GIVEN PROBLEM: Take each line containing the word "上单调递增" and copy it.

::::

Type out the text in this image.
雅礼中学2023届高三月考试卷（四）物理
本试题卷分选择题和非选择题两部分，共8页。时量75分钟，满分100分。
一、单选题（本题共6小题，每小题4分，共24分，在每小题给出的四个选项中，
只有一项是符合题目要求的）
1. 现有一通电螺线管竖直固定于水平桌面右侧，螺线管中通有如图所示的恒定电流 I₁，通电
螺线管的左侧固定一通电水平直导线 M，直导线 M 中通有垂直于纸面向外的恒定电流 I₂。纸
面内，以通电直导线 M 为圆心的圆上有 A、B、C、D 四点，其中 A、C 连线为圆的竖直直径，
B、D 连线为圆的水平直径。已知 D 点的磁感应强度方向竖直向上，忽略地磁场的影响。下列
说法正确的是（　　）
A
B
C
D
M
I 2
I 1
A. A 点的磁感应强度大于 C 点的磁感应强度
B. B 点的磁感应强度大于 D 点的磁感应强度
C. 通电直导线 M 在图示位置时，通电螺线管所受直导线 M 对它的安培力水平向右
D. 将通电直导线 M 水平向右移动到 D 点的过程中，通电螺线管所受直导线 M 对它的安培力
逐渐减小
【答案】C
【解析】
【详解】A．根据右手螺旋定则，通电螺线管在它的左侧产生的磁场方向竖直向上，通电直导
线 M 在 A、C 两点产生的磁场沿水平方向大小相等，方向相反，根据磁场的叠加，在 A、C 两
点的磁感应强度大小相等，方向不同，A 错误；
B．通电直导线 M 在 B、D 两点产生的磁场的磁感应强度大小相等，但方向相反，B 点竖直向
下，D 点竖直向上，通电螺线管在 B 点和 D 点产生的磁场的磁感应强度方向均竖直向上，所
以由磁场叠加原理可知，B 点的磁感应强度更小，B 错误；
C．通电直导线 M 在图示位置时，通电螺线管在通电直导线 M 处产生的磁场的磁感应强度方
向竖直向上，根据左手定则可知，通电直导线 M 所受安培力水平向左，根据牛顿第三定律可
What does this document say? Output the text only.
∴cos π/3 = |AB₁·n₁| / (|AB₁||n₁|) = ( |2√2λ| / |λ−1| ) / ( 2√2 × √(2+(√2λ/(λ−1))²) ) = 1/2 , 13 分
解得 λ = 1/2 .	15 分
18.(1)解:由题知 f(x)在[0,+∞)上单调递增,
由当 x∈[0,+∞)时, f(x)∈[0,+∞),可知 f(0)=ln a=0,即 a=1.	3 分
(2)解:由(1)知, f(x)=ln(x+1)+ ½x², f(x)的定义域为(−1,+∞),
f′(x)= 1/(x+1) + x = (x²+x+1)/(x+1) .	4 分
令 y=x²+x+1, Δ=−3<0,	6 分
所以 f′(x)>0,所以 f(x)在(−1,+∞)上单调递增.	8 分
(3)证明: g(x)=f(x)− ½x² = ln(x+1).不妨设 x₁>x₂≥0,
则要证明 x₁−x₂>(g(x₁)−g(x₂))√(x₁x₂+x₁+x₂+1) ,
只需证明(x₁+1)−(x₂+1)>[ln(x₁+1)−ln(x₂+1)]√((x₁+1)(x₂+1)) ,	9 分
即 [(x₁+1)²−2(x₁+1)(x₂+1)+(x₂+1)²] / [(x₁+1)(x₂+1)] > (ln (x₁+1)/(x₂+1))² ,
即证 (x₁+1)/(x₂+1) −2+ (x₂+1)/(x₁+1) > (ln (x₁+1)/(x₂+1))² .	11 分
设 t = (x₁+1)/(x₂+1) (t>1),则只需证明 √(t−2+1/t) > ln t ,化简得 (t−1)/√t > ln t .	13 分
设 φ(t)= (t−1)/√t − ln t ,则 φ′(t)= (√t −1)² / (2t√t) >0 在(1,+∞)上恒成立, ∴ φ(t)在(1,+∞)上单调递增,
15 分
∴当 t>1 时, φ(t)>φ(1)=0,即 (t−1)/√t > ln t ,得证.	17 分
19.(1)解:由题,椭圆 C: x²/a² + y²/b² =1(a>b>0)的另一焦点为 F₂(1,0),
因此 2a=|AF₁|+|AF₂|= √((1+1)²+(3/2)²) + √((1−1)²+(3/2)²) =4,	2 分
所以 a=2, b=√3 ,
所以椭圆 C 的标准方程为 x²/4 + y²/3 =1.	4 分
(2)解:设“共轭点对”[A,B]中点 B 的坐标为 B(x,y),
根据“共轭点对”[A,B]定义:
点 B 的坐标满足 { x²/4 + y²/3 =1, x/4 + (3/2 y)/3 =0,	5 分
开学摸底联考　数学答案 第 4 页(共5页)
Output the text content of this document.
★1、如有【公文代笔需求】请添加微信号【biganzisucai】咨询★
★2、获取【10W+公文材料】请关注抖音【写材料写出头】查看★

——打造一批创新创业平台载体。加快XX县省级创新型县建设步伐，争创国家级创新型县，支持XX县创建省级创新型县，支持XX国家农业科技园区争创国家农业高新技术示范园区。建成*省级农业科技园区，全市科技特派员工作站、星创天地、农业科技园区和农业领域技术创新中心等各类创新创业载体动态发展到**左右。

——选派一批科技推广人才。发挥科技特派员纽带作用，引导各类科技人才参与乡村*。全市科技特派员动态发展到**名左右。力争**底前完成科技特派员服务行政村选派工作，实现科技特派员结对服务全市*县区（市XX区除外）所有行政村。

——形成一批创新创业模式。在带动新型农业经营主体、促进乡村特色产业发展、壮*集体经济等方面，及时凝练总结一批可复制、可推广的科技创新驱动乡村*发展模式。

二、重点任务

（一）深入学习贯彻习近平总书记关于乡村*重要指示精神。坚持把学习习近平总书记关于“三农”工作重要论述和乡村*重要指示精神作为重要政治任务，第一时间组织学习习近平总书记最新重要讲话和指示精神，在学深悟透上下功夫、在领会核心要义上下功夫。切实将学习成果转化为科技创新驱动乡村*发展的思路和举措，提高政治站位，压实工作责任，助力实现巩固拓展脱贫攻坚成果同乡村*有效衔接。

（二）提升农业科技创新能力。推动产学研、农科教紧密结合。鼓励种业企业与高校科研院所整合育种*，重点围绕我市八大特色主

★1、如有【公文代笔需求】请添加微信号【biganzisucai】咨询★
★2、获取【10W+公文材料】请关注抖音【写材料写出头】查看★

::::

EXERCISE OUTPUT:
18.(1)解:由题知 f(x)在[0,+∞)上单调递增,
所以 f′(x)>0,所以 f(x)在(−1,+∞)上单调递增.	8 分
设 φ(t)= (t−1)/√t − ln t ,则 φ′(t)= (√t −1)² / (2t√t) >0 在(1,+∞)上恒成立, ∴ φ(t)在(1,+∞)上单调递增,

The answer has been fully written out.